> [Given problem]
Select the lines that hold the word "object" and copy each one.
** BEGIN **
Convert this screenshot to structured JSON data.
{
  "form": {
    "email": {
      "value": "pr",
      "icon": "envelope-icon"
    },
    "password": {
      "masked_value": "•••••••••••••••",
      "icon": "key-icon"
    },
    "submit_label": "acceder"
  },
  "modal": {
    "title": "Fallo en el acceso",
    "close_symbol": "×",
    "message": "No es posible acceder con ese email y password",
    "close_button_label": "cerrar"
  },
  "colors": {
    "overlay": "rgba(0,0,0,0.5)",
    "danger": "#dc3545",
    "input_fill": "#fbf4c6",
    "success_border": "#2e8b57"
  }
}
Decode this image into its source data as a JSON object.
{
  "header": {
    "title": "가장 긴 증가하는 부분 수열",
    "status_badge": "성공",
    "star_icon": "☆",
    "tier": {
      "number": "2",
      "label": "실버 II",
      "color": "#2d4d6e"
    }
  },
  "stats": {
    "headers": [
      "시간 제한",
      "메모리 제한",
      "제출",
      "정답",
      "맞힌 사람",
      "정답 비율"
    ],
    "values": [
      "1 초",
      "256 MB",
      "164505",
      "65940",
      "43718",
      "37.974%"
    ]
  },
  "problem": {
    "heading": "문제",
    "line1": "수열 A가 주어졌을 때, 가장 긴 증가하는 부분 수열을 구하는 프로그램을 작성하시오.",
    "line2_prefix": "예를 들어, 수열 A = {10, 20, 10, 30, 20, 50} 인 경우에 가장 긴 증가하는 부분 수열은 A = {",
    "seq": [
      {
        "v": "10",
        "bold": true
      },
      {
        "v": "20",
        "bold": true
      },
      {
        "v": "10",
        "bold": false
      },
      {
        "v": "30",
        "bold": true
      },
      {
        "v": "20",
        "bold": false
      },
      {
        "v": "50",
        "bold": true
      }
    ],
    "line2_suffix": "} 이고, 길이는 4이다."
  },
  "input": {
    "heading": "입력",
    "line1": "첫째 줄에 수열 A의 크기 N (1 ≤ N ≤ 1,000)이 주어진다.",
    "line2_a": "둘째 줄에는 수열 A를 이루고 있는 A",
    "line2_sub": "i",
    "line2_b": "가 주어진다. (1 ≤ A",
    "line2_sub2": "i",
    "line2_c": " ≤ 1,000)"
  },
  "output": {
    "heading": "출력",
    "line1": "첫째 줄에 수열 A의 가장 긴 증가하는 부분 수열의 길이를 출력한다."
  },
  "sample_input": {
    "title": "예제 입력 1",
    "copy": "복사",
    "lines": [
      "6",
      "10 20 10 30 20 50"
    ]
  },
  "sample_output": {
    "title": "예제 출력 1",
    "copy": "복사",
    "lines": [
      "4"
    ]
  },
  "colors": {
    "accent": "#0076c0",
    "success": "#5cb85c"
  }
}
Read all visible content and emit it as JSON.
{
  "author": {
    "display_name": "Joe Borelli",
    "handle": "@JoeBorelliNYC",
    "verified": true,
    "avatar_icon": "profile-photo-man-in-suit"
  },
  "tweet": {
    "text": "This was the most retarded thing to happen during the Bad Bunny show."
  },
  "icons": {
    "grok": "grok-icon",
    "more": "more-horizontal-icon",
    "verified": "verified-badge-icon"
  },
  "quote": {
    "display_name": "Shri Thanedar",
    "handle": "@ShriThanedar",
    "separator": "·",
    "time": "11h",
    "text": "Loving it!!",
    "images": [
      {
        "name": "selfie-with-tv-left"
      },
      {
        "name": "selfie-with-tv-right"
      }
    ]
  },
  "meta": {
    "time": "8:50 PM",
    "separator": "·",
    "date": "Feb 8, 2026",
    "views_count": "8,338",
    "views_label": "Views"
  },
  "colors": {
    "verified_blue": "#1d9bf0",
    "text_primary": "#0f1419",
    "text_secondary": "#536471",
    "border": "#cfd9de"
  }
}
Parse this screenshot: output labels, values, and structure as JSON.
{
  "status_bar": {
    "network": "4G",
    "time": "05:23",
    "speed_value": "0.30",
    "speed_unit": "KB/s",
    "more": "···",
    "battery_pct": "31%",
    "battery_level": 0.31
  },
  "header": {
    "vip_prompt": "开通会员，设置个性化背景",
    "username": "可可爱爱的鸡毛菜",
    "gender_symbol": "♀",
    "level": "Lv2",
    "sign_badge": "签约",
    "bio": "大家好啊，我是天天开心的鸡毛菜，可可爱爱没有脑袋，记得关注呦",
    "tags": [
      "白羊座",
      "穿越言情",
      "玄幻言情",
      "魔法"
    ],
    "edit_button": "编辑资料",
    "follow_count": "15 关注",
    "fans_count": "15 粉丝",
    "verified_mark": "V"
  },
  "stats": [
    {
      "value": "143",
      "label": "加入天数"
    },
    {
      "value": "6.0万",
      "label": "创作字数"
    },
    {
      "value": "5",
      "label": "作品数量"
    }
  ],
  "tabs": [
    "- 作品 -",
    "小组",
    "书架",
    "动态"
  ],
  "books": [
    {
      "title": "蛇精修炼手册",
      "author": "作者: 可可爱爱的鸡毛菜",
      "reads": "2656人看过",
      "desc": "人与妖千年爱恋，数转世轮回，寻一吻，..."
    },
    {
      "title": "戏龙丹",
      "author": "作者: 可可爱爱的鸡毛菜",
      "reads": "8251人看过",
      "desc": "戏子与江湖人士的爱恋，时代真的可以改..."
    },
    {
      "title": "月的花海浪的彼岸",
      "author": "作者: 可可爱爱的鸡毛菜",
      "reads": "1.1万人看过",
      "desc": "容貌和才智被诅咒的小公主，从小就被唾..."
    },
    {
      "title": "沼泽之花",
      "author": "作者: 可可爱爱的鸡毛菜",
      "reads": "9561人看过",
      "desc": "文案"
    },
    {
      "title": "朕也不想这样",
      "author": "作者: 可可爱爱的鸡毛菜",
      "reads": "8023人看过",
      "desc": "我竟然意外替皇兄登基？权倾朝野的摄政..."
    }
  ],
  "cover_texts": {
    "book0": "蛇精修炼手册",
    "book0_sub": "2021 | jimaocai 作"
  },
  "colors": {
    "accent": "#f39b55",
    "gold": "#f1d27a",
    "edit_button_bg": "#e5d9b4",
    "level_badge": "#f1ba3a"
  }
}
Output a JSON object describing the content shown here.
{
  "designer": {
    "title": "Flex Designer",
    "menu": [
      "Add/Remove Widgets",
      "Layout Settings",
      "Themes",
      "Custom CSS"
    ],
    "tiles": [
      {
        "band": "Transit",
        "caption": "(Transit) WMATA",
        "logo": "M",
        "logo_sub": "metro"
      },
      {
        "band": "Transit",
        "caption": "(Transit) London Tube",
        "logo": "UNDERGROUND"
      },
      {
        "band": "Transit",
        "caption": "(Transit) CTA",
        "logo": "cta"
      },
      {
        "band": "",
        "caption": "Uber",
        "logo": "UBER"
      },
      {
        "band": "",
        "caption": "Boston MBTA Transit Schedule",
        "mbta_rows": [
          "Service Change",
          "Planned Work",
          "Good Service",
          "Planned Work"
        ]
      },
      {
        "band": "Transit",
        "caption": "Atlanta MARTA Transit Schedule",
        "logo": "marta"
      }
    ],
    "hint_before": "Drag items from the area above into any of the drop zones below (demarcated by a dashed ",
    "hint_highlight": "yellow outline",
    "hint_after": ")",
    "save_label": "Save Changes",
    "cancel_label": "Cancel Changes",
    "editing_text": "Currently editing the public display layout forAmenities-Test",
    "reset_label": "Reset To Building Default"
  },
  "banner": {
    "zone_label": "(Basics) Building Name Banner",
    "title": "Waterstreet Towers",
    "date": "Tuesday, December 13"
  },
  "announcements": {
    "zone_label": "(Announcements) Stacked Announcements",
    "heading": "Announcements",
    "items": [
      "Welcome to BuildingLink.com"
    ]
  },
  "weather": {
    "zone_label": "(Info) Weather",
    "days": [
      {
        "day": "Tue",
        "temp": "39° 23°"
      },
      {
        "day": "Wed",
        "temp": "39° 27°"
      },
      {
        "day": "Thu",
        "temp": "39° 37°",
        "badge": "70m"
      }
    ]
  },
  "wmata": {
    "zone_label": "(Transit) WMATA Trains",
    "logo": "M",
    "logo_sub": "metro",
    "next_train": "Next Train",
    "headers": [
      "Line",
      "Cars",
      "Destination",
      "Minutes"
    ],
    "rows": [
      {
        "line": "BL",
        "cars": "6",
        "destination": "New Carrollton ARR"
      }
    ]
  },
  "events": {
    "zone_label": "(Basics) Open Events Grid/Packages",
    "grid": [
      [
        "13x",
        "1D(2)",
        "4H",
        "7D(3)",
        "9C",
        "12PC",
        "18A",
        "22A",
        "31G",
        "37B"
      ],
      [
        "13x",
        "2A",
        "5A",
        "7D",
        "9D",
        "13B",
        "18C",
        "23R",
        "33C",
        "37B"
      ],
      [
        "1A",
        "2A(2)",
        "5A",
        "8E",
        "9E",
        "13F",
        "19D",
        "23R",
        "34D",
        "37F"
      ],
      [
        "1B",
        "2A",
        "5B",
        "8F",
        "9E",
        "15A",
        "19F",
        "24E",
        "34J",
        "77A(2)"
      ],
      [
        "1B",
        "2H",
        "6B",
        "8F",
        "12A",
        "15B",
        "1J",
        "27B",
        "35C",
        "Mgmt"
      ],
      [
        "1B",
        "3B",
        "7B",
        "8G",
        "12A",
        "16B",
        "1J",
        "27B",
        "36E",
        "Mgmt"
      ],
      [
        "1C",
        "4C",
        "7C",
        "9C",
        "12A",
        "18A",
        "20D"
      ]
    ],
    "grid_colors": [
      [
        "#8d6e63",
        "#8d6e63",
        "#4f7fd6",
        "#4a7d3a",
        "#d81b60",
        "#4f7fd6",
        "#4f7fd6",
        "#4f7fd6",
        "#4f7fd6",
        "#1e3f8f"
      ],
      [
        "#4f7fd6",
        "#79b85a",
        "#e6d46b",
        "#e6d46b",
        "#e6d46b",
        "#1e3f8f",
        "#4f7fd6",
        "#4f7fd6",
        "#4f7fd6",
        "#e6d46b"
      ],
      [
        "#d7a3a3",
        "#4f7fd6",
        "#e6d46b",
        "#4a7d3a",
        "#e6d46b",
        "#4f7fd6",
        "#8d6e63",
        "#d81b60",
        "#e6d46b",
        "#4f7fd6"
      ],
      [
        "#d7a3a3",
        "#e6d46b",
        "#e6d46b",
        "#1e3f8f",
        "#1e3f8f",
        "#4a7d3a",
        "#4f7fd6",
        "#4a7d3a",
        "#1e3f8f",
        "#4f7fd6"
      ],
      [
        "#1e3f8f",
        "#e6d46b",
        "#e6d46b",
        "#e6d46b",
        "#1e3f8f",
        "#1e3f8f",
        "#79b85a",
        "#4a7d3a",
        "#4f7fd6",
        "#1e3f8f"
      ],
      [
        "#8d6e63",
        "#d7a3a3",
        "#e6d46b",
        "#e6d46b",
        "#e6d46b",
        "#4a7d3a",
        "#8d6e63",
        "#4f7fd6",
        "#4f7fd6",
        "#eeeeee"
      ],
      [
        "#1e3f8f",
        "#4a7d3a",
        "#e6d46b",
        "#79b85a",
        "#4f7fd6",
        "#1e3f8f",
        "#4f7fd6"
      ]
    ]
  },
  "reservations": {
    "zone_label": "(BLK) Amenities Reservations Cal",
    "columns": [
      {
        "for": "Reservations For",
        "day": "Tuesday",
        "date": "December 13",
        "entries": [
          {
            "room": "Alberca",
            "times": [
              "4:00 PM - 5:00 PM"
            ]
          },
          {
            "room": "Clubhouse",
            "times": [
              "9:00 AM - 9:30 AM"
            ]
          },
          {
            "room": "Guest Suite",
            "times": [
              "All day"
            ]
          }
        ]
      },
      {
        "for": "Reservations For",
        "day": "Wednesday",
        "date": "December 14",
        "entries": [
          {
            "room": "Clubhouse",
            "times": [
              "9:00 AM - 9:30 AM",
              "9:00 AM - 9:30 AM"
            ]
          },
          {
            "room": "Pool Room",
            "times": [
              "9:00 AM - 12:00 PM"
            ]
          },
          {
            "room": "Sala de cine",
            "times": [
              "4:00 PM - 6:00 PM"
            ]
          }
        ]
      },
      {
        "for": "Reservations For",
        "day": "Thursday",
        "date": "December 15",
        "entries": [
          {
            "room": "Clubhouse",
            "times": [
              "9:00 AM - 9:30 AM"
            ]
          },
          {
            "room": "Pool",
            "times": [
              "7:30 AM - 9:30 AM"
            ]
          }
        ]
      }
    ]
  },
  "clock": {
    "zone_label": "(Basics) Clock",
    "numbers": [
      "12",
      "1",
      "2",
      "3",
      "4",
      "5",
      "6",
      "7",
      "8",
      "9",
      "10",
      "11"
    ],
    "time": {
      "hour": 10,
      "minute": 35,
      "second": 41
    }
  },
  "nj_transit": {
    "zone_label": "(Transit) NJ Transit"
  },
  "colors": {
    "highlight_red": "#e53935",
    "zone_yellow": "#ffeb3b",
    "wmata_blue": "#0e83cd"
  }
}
** END **
> [Written solution]
Decode this image into its source data as a JSON object.
Output a JSON object describing the content shown here.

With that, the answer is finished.